Request A ->
List each row below that contains the string "button", copying every such row in full.

Document section ->
····················
Operations on the Peninsula were closely bound up with those around Norfolk and on the Rappahannock. In the course of a few days, and without any formal written orders, Lee was directing the defense of eastern Virginia, including Richmond, while the War Department and the President in person took over the preparation of the forces at Harpers Ferry and Manassas Junction p529 for the attacks that manifestly were in the making. Western Virginia remained in some sense a charge both on Davis and on Lee, but the latter was authorized to carry on correspondence with Garnett and to receive that officer's reports.8
Much of the now-familiar routine was resumed. Lee expedited the construction of the system of earthworks that Colonel Talcott had designed for Richmond,9 and he undertook some defenses for the Rappahannock River also, having become a bit more apprehensive of possible offensive movements there.10 The probability of an attack on Norfolk he kept constantly in mind as he steadily built up its garrison and the forces on the Nansemond.11 In a short time the Norfolk line, completed and fully armed, was held by six regiments of infantry, one of cavalry, and five companies of artillery, in addition to the naval units.12 Besides all this, Lee charged himself with equipping and bringing into the field the thousands of Virginia troops who had not been ready for transfer on June 8, and were now to be mustered directly into the Confederate service.13 As late as the spring of 1862, he occasionally acted as commander of the Virginia forces in matters of enlistment and organization.14 In the intervals between other assignments Lee drew up his report, as of June 15, on the mobilization of Virginia. Governor Letcher forwarded it to the convention on June 17.15 There was, of course, no vainglory in this document. It was simple and concise. Its only line of praise was for those who had responded quickly to the call of their state. Its only expression of regret was that the western counties had not supplied their quota of men.
····················
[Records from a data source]
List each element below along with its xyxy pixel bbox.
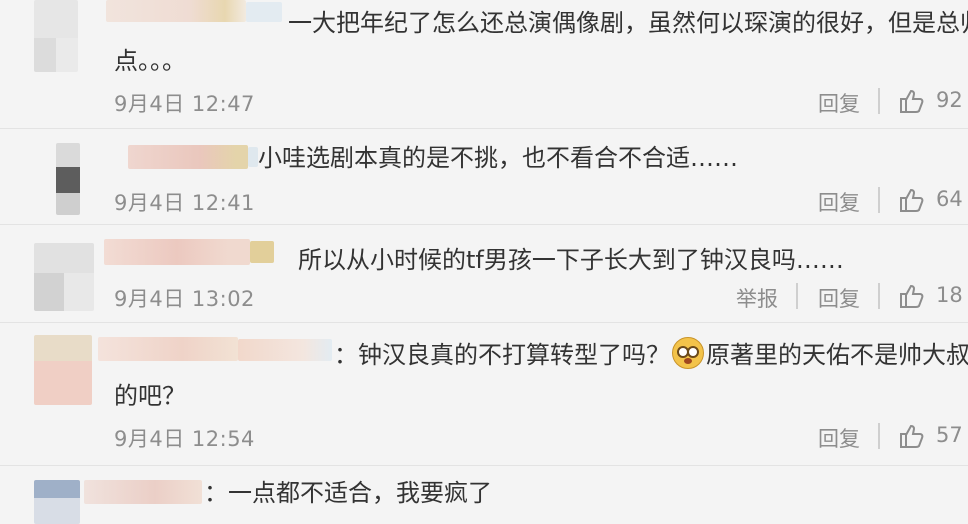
comment-item: ：钟汉良真的不打算转型了吗？ 原著里的天佑不是帅大叔型 的吧？ 9月4日 12:5… — [0, 323, 968, 463]
reply-button[interactable]: 回复 — [818, 283, 860, 313]
username[interactable] — [128, 145, 248, 169]
avatar[interactable] — [34, 243, 94, 311]
separator — [878, 187, 880, 213]
username-tail — [246, 2, 282, 22]
timestamp: 9月4日 12:47 — [114, 92, 255, 116]
username-tail — [248, 147, 258, 167]
report-button[interactable]: 举报 — [736, 283, 778, 313]
thumbs-up-icon[interactable] — [898, 423, 924, 449]
thumbs-up-icon[interactable] — [898, 88, 924, 114]
avatar[interactable] — [34, 0, 78, 72]
timestamp: 9月4日 12:54 — [114, 427, 255, 451]
comment-item: 小哇选剧本真的是不挑，也不看合不合适…… 9月4日 12:41 回复 64 — [0, 129, 968, 224]
comment-text: ：钟汉良真的不打算转型了吗？ 原著里的天佑不是帅大叔型 — [334, 337, 968, 372]
avatar[interactable] — [34, 335, 92, 405]
like-count: 18 — [936, 283, 963, 307]
comment-item: 一大把年纪了怎么还总演偶像剧，虽然何以琛演的很好，但是总归有 点。。。 9月4日… — [0, 0, 968, 125]
comment-text-line2: 的吧？ — [114, 382, 186, 410]
comment-text: 一大把年纪了怎么还总演偶像剧，虽然何以琛演的很好，但是总归有 — [288, 9, 968, 37]
username-tail — [250, 241, 274, 263]
comment-text: ：一点都不适合，我要疯了 — [204, 479, 492, 507]
avatar[interactable] — [56, 143, 80, 215]
avatar[interactable] — [34, 480, 80, 524]
comment-item: ：一点都不适合，我要疯了 — [0, 466, 968, 524]
comment-text-part1: ：钟汉良真的不打算转型了吗？ — [334, 341, 670, 369]
username[interactable] — [104, 239, 250, 265]
timestamp: 9月4日 13:02 — [114, 287, 255, 311]
comment-text: 小哇选剧本真的是不挑，也不看合不合适…… — [258, 144, 738, 172]
username[interactable] — [84, 480, 202, 504]
separator — [796, 283, 798, 309]
flushed-face-icon — [672, 337, 704, 369]
like-count: 64 — [936, 187, 963, 211]
thumbs-up-icon[interactable] — [898, 283, 924, 309]
username[interactable] — [106, 0, 246, 22]
comment-text: 所以从小时候的tf男孩一下子长大到了钟汉良吗…… — [298, 246, 844, 274]
like-count: 92 — [936, 88, 963, 112]
timestamp: 9月4日 12:41 — [114, 191, 255, 215]
reply-button[interactable]: 回复 — [818, 423, 860, 453]
comment-text-line2: 点。。。 — [114, 47, 186, 75]
reply-button[interactable]: 回复 — [818, 187, 860, 217]
reply-button[interactable]: 回复 — [818, 88, 860, 118]
separator — [878, 283, 880, 309]
separator — [878, 423, 880, 449]
thumbs-up-icon[interactable] — [898, 187, 924, 213]
username-tail — [238, 339, 332, 361]
comment-text-part2: 原著里的天佑不是帅大叔型 — [706, 341, 968, 369]
comment-item: 所以从小时候的tf男孩一下子长大到了钟汉良吗…… 9月4日 13:02 举报 回… — [0, 225, 968, 323]
separator — [878, 88, 880, 114]
username[interactable] — [98, 337, 238, 361]
like-count: 57 — [936, 423, 963, 447]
····················
Request B ->
In the passage on Lee's defense of eastern Virginia, on what date did Governor Letcher forward Lee's mobilization report to the convention?

Exercise response A ->
reply-button[interactable]: 回复 — [818, 283, 860, 313]
report-button[interactable]: 举报 — [736, 283, 778, 313]
reply-button[interactable]: 回复 — [818, 423, 860, 453]
reply-button[interactable]: 回复 — [818, 187, 860, 217]
reply-button[interactable]: 回复 — [818, 88, 860, 118]

Exercise response B ->
June 17